- EXERCISE DIRECTIONS
Sift the listing for lines that hold the string "color" and pull them out.

────

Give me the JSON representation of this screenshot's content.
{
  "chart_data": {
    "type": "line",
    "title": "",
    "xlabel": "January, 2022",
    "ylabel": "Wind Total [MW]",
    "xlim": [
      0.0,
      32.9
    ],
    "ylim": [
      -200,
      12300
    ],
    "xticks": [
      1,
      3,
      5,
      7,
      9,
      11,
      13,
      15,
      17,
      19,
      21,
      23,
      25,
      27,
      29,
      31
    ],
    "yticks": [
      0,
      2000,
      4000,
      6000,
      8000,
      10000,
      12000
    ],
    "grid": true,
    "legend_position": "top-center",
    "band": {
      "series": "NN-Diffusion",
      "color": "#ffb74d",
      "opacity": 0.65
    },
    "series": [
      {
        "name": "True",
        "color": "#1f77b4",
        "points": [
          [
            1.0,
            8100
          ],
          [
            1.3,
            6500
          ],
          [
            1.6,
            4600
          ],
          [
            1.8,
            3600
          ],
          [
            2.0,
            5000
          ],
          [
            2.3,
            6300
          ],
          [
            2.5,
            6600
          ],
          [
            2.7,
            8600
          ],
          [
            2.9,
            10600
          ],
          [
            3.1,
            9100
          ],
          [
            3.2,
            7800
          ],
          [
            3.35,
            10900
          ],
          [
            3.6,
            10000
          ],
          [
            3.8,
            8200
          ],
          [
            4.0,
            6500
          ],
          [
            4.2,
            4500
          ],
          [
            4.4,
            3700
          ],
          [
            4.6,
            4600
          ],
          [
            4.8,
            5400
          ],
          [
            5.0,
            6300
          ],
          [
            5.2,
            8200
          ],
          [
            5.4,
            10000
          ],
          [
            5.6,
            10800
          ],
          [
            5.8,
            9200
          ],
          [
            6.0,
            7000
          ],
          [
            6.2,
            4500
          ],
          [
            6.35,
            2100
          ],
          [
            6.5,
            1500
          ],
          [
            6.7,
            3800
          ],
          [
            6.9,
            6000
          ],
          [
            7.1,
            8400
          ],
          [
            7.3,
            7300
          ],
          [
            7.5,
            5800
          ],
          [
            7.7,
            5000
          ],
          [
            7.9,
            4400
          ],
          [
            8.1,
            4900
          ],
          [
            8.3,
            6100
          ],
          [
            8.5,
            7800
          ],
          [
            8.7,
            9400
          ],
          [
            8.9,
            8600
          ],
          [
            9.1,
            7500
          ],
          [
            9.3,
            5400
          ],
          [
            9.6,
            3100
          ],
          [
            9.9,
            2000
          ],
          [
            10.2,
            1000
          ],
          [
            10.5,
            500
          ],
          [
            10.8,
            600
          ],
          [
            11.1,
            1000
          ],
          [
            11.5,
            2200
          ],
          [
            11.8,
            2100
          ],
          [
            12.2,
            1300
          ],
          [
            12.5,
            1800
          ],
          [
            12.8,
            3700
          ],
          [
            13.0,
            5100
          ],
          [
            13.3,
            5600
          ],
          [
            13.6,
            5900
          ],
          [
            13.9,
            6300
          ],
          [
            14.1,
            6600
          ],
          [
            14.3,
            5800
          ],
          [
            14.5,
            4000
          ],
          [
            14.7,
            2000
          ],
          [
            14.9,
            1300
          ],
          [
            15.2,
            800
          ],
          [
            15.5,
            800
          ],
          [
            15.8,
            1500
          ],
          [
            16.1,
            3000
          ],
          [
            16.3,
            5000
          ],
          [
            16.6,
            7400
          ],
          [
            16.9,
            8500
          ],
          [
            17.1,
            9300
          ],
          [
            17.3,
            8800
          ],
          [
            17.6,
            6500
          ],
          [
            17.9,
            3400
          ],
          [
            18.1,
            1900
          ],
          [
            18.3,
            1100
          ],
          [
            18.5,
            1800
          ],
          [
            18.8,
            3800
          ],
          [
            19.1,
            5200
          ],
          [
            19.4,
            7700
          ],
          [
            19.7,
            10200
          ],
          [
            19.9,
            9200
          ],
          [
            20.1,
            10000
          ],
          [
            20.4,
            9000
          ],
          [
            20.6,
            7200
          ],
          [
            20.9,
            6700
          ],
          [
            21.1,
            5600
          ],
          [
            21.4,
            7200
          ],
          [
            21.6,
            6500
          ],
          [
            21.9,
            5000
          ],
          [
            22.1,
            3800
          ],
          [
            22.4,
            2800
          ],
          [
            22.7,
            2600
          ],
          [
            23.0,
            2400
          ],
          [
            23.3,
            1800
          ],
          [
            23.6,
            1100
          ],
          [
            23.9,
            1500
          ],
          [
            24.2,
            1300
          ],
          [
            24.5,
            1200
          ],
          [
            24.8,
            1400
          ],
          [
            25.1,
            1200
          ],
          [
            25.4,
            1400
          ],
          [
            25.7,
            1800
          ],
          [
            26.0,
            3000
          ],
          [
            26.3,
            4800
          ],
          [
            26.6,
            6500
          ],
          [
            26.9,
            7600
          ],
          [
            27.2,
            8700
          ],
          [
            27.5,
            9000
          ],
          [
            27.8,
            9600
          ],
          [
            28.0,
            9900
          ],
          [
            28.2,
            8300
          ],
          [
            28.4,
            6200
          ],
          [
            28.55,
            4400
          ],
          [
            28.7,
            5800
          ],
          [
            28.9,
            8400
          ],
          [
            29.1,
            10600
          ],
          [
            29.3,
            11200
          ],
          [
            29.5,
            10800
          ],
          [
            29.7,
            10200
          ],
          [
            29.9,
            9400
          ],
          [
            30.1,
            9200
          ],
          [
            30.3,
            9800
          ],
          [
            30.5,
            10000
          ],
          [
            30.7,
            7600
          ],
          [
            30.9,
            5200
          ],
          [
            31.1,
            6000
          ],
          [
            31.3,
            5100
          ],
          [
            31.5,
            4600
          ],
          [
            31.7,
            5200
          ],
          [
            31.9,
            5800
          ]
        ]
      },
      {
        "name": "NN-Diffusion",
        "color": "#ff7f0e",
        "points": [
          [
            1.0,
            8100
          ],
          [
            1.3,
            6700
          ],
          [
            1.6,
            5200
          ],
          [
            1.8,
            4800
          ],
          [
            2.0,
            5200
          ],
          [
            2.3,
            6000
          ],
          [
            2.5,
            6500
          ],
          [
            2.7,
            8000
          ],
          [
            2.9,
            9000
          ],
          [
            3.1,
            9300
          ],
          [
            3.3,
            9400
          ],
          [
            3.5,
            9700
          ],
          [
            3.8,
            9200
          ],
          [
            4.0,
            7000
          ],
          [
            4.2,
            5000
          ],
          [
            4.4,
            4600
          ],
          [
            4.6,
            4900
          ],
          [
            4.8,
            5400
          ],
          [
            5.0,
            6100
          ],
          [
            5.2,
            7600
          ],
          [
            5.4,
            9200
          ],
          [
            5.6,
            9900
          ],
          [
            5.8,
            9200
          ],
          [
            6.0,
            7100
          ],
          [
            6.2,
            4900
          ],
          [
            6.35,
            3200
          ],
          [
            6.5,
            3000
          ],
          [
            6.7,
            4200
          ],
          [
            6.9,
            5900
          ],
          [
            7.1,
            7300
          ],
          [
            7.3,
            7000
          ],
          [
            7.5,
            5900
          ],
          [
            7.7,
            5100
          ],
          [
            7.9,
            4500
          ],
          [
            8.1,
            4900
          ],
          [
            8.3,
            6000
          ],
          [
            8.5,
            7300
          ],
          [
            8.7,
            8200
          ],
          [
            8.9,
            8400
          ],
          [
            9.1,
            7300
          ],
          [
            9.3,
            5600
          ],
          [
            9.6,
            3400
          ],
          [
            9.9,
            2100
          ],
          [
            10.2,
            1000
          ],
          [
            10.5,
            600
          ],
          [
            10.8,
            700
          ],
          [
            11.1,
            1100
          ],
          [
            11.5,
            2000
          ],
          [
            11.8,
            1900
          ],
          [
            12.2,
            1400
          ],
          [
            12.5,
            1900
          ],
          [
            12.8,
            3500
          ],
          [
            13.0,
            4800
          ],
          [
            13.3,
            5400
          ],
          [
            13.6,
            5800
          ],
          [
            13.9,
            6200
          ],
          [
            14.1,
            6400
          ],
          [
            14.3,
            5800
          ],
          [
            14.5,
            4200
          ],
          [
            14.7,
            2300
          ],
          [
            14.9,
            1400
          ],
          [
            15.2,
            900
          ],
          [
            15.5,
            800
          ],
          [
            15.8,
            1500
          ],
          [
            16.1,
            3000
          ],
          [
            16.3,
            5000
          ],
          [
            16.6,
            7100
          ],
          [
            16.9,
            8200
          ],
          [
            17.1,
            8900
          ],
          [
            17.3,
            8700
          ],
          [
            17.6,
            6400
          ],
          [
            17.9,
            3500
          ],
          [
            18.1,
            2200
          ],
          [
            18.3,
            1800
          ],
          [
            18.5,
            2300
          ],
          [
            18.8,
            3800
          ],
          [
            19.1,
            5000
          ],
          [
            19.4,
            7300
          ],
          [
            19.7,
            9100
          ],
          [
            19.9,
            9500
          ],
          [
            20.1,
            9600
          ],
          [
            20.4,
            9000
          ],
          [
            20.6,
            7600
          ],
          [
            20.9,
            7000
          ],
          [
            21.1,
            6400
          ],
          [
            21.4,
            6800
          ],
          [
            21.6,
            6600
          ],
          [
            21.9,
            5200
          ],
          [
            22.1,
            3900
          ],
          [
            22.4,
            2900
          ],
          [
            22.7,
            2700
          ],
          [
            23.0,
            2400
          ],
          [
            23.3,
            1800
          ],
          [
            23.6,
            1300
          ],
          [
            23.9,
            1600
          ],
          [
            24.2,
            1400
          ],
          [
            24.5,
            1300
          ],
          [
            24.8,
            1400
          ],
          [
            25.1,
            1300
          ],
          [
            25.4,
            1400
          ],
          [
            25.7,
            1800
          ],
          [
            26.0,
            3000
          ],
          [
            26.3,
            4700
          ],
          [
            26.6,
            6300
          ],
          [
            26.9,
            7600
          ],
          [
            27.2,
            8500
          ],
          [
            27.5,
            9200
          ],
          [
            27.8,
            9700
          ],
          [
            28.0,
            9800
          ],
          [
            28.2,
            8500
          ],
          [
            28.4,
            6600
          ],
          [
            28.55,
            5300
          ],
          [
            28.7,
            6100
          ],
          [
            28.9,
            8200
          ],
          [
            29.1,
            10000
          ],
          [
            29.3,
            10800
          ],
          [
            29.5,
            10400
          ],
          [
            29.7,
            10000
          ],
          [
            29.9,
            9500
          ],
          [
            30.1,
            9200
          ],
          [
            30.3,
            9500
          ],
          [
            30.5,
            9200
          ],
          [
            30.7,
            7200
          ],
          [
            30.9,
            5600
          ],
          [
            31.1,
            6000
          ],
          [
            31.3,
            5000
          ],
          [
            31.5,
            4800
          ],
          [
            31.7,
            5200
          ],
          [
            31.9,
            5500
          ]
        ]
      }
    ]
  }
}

────

- TASK RESULT
      "color": "#ffb74d",
        "color": "#1f77b4",
        "color": "#ff7f0e",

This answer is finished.